* BEGIN Records shown *
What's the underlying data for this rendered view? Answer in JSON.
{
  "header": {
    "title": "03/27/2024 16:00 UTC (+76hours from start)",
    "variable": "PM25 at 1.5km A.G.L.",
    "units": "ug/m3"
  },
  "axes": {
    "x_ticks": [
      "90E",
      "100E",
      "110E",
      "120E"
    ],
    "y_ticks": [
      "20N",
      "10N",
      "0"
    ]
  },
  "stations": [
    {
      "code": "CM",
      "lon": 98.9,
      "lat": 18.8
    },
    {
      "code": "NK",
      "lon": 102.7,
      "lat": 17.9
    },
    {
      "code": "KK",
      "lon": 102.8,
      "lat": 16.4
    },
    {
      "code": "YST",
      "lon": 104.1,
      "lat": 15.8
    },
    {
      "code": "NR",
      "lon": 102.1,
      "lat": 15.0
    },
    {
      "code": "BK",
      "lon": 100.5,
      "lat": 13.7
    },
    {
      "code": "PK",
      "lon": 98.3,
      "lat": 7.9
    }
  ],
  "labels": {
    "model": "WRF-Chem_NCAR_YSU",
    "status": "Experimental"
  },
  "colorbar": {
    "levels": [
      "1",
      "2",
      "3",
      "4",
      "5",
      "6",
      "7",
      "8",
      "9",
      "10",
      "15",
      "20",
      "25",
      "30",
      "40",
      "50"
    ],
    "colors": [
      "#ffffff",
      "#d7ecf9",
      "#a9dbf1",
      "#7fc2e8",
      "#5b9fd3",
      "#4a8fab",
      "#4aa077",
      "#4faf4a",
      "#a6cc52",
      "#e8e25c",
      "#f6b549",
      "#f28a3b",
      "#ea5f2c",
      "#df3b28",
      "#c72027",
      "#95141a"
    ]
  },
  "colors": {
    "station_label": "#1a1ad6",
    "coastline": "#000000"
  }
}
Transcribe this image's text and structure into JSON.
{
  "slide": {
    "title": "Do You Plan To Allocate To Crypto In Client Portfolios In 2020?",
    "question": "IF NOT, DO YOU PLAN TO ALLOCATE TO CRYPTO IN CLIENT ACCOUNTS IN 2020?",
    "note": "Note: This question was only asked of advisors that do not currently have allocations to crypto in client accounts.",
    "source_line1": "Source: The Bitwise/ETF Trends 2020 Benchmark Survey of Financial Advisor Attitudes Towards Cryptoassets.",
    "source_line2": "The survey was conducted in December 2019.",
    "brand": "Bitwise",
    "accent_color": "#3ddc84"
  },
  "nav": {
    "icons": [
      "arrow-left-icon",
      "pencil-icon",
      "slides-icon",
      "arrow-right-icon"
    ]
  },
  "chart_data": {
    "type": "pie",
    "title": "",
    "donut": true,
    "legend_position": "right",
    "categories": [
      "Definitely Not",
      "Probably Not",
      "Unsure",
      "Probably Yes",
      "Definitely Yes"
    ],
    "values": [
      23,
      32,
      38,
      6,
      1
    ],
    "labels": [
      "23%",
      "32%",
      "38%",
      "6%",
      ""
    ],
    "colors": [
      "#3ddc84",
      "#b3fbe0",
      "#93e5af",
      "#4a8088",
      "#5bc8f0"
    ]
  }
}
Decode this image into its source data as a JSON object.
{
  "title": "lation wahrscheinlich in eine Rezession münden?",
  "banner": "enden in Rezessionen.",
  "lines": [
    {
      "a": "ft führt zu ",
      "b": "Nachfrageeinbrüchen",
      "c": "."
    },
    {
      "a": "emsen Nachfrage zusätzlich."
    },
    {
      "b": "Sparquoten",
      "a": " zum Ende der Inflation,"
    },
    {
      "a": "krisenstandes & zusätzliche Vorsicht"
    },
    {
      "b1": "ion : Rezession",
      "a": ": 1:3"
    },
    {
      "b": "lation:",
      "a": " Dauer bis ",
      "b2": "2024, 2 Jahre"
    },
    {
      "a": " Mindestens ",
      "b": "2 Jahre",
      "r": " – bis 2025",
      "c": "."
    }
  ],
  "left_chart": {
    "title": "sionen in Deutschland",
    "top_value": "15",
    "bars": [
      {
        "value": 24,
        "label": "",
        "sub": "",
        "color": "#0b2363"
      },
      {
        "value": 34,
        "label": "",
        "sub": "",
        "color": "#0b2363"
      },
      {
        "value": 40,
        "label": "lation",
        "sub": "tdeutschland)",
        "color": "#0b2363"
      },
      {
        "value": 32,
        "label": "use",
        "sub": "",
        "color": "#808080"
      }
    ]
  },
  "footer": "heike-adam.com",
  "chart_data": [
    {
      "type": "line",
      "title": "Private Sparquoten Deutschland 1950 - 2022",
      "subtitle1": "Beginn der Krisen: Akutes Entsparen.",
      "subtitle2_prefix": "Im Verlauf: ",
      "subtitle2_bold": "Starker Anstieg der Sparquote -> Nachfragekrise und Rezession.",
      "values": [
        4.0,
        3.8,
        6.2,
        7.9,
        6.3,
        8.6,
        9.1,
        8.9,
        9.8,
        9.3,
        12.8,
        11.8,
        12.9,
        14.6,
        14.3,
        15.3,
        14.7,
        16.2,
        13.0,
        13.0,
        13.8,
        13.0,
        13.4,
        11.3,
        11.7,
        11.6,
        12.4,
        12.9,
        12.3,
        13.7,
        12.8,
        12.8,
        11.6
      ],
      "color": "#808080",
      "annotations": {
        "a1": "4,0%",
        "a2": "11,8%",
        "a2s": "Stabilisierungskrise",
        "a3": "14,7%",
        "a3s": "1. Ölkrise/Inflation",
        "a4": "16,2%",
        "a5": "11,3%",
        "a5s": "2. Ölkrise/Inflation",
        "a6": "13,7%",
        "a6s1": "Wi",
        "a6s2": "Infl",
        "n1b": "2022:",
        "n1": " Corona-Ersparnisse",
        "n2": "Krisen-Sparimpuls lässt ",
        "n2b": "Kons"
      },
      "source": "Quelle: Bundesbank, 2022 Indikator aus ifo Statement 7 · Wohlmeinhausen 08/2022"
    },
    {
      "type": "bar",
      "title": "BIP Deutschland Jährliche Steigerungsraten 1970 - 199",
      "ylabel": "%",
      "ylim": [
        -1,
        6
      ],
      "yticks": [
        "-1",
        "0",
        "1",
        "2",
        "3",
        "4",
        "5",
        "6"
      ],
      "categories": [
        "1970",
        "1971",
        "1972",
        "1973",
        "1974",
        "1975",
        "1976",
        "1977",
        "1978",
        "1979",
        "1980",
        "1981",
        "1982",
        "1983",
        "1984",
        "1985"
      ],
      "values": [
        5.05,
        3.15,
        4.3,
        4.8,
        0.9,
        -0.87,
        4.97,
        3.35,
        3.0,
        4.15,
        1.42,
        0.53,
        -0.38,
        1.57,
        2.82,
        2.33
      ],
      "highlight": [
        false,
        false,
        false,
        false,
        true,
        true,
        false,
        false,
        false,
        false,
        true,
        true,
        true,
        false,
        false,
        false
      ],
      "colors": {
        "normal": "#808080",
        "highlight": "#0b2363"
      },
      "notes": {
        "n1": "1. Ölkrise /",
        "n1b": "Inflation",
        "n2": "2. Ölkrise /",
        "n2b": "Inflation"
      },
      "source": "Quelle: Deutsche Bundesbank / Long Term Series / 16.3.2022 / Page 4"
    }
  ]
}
* END Records shown *
### Task statement
List each line of the records that holds the string "Ölkrise".

### Answer for the task
        "a3s": "1. Ölkrise/Inflation",
        "a5s": "2. Ölkrise/Inflation",
        "n1": "1. Ölkrise /",
        "n2": "2. Ölkrise /",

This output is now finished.